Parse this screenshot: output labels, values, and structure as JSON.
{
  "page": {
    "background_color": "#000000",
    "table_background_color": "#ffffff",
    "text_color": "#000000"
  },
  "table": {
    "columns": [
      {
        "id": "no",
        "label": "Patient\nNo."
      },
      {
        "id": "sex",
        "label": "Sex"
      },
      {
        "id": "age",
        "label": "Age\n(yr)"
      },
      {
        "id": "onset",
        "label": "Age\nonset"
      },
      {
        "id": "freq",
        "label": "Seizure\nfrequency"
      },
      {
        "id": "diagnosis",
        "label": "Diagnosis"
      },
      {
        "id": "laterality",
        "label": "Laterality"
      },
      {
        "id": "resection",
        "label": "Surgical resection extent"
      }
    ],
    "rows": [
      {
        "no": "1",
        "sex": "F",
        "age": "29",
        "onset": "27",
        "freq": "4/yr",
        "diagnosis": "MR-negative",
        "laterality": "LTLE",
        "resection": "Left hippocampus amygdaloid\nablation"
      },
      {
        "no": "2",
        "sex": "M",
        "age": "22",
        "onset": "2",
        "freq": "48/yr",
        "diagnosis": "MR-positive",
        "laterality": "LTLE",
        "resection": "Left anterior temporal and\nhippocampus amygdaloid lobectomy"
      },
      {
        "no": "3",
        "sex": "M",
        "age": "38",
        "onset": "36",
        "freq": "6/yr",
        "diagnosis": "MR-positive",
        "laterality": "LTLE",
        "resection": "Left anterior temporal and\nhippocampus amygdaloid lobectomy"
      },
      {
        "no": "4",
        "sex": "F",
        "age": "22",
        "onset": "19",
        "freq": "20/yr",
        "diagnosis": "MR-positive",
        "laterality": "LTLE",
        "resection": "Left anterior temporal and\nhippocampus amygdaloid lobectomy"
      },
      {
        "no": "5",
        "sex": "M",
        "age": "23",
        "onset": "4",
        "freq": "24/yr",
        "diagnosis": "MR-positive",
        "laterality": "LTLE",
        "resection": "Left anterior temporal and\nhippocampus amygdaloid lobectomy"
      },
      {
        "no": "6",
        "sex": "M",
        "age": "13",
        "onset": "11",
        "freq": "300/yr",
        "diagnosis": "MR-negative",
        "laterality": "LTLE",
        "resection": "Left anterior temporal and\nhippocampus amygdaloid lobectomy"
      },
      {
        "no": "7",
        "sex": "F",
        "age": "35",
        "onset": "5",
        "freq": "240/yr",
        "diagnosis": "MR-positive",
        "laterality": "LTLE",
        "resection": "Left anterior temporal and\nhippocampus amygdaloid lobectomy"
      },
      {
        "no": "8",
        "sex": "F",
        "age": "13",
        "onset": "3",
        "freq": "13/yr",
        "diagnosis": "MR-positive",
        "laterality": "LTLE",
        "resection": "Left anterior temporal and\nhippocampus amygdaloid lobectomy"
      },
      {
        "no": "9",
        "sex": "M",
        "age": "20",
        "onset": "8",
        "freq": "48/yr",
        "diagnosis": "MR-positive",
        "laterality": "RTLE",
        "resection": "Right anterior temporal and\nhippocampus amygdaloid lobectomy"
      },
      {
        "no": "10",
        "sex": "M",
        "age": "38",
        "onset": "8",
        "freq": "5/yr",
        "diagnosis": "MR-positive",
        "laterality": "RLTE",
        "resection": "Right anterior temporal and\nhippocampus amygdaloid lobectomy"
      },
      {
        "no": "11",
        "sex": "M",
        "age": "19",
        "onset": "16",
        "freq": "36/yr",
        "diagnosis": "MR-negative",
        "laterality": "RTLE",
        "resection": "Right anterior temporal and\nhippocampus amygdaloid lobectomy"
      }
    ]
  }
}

********************

# Requirement
Every line of the data above should be copied exactly.

# Reply to the exercise
Parse this screenshot: output labels, values, and structure as JSON.
{
  "page": {
    "background_color": "#000000",
    "table_background_color": "#ffffff",
    "text_color": "#000000"
  },
  "table": {
    "columns": [
      {
        "id": "no",
        "label": "Patient\nNo."
      },
      {
        "id": "sex",
        "label": "Sex"
      },
      {
        "id": "age",
        "label": "Age\n(yr)"
      },
      {
        "id": "onset",
        "label": "Age\nonset"
      },
      {
        "id": "freq",
        "label": "Seizure\nfrequency"
      },
      {
        "id": "diagnosis",
        "label": "Diagnosis"
      },
      {
        "id": "laterality",
        "label": "Laterality"
      },
      {
        "id": "resection",
        "label": "Surgical resection extent"
      }
    ],
    "rows": [
      {
        "no": "1",
        "sex": "F",
        "age": "29",
        "onset": "27",
        "freq": "4/yr",
        "diagnosis": "MR-negative",
        "laterality": "LTLE",
        "resection": "Left hippocampus amygdaloid\nablation"
      },
      {
        "no": "2",
        "sex": "M",
        "age": "22",
        "onset": "2",
        "freq": "48/yr",
        "diagnosis": "MR-positive",
        "laterality": "LTLE",
        "resection": "Left anterior temporal and\nhippocampus amygdaloid lobectomy"
      },
      {
        "no": "3",
        "sex": "M",
        "age": "38",
        "onset": "36",
        "freq": "6/yr",
        "diagnosis": "MR-positive",
        "laterality": "LTLE",
        "resection": "Left anterior temporal and\nhippocampus amygdaloid lobectomy"
      },
      {
        "no": "4",
        "sex": "F",
        "age": "22",
        "onset": "19",
        "freq": "20/yr",
        "diagnosis": "MR-positive",
        "laterality": "LTLE",
        "resection": "Left anterior temporal and\nhippocampus amygdaloid lobectomy"
      },
      {
        "no": "5",
        "sex": "M",
        "age": "23",
        "onset": "4",
        "freq": "24/yr",
        "diagnosis": "MR-positive",
        "laterality": "LTLE",
        "resection": "Left anterior temporal and\nhippocampus amygdaloid lobectomy"
      },
      {
        "no": "6",
        "sex": "M",
        "age": "13",
        "onset": "11",
        "freq": "300/yr",
        "diagnosis": "MR-negative",
        "laterality": "LTLE",
        "resection": "Left anterior temporal and\nhippocampus amygdaloid lobectomy"
      },
      {
        "no": "7",
        "sex": "F",
        "age": "35",
        "onset": "5",
        "freq": "240/yr",
        "diagnosis": "MR-positive",
        "laterality": "LTLE",
        "resection": "Left anterior temporal and\nhippocampus amygdaloid lobectomy"
      },
      {
        "no": "8",
        "sex": "F",
        "age": "13",
        "onset": "3",
        "freq": "13/yr",
        "diagnosis": "MR-positive",
        "laterality": "LTLE",
        "resection": "Left anterior temporal and\nhippocampus amygdaloid lobectomy"
      },
      {
        "no": "9",
        "sex": "M",
        "age": "20",
        "onset": "8",
        "freq": "48/yr",
        "diagnosis": "MR-positive",
        "laterality": "RTLE",
        "resection": "Right anterior temporal and\nhippocampus amygdaloid lobectomy"
      },
      {
        "no": "10",
        "sex": "M",
        "age": "38",
        "onset": "8",
        "freq": "5/yr",
        "diagnosis": "MR-positive",
        "laterality": "RLTE",
        "resection": "Right anterior temporal and\nhippocampus amygdaloid lobectomy"
      },
      {
        "no": "11",
        "sex": "M",
        "age": "19",
        "onset": "16",
        "freq": "36/yr",
        "diagnosis": "MR-negative",
        "laterality": "RTLE",
        "resection": "Right anterior temporal and\nhippocampus amygdaloid lobectomy"
      }
    ]
  }
}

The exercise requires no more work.